窒素キャリアガスを用いたHS-GC-MS法によるエピクロロヒドリンの分析
MSTips No. 534
1. はじめに
GC-MSのキャリアガスとして用いられるヘリウムは、近年、供給不足および価格高騰により不安定な状態が続いている。このため、装置の安定的稼働のためにはヘリウムの代替として水素あるいは窒素をキャリアガスとして利用することが求められている。
本報告では、2004年に要監視項目として追加されたエピクロロヒドリンについて、代替キャリアガスに窒素を用いたHS-GC-MS法による測定を試みた。エピクロロヒドリンの目標値は0.4µg/Lであり、その1/10の0.04µg/Lの検出感度および検量線の直線性について検討を行ったので、その結果を報告する。
2. 実験
エピクロロヒドリン標準液を濃度0.04, 0.1, 0.4, 1, 4µg/Lとなるよう添加し調整し、各測定試料には内部標準物質として、フルオロベンゼンを5µg/Lの濃度で添加した。測定にはヘッドスペースオートサンプラーMS-62071STRAPおよび、JMS-Q1600GC UltraQuad™ SQ-Zeta(日本電子製)を用いた。測定条件を表1に示す。
表1 測定条件

3. 測定結果
図1に下限濃度であるエピクロロヒドリン0.04µg/Lの抽出イオンクロマトグラム(EIC)を示し、連続測定(n=5)における定量値の変動係数(CV%)を表2に示す。窒素をキャリアガスに用いた場合でも、下限値0.04µg/Lが検出可能であり、良好な再現性が得られた。また、各標準試料を測定して作成した検量線(0.04~4µg/L)を図2に示す。検量線の直線性は良好であり、決定係数 (R2) が0.999以上を示した。
図1 エピクロロヒドリン(0.04 µg/L)のEIC
表2 エピクロロヒドリン(0.04 µg/L)の変動係数(C.V.)
図2 エピクロロヒドリンの検量線
4. 結論
キャリアガスに窒素を用いたHS-GC-MS法によりエピクロロヒドリンの測定を行った結果、下限値濃度における感度および検量線の直線性のいずれにおいても良好な結果が得られた。本法は、キャリアガスに窒素を用いた場合でも、エピクロロヒドリンの定量分析に適用可能であることが確認できた。

_提供データ_

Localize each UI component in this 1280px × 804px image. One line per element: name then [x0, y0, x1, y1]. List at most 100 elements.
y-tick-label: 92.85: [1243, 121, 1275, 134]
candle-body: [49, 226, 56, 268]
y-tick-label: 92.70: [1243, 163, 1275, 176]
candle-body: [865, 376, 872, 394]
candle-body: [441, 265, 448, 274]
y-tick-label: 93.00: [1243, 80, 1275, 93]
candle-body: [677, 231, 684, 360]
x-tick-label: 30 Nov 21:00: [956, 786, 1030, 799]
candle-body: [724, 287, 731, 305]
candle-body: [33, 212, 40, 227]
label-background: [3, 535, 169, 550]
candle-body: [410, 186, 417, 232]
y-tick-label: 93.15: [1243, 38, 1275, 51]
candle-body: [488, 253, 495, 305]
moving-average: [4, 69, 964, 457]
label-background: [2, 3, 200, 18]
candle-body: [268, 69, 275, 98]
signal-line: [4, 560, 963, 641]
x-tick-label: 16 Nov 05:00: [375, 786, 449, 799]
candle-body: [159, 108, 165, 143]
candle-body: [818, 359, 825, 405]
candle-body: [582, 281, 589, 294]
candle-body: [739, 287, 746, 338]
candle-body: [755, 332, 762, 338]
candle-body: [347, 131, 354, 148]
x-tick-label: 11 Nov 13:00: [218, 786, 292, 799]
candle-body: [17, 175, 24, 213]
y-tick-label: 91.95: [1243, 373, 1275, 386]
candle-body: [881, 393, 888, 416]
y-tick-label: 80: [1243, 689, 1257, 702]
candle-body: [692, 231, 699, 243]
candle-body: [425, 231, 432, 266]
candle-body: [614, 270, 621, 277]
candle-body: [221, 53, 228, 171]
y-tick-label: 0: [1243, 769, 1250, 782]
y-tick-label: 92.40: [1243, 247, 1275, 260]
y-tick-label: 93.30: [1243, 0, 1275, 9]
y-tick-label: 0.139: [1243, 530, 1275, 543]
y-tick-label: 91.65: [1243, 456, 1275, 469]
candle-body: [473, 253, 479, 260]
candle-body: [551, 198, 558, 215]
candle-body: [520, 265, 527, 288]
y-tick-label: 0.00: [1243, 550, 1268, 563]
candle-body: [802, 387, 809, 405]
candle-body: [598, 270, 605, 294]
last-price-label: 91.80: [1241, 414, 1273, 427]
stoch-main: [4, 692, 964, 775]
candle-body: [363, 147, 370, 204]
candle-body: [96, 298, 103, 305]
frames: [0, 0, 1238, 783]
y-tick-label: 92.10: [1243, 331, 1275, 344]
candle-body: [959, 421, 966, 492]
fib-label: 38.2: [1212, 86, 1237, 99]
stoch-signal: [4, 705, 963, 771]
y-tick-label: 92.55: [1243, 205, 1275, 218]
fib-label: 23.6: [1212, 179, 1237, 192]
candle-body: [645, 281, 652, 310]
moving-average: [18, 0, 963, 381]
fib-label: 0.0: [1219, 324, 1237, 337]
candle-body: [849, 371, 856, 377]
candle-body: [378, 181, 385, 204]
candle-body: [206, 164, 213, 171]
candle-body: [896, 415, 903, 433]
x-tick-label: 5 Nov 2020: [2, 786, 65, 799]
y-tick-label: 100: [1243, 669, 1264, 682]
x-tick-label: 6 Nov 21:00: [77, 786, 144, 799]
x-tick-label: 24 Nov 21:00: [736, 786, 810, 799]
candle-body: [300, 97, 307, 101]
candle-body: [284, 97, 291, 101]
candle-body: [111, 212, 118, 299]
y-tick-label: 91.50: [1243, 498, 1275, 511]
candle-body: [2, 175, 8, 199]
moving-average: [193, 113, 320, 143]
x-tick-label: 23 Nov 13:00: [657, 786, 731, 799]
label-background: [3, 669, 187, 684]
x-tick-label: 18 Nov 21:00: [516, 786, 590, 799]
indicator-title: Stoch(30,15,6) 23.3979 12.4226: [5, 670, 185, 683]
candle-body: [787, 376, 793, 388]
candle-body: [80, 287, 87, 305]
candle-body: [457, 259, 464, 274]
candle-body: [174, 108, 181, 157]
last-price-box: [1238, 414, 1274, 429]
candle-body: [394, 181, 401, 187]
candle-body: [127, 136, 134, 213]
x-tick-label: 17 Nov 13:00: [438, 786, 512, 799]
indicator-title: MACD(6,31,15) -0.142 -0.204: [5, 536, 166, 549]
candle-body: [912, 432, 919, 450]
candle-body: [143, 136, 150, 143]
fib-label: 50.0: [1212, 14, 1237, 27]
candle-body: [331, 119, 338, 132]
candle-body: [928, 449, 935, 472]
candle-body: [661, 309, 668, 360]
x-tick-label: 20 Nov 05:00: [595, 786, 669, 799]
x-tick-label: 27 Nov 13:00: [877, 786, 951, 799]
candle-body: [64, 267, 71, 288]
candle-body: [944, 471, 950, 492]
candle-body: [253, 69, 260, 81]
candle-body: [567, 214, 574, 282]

_取り組む課題_
エピクロロヒドリン分析についての上の掲載本文から、「本法は、キャリアガスに窒素を用いた場合でも、エピクロロヒドリンの定量分析に適用可能であることが確認できた。」を英語に訳してください。

_この課題の解答_
It was confirmed that this method is applicable to the quantitative analysis of epichlorohydrin even when nitrogen is used as the carrier gas.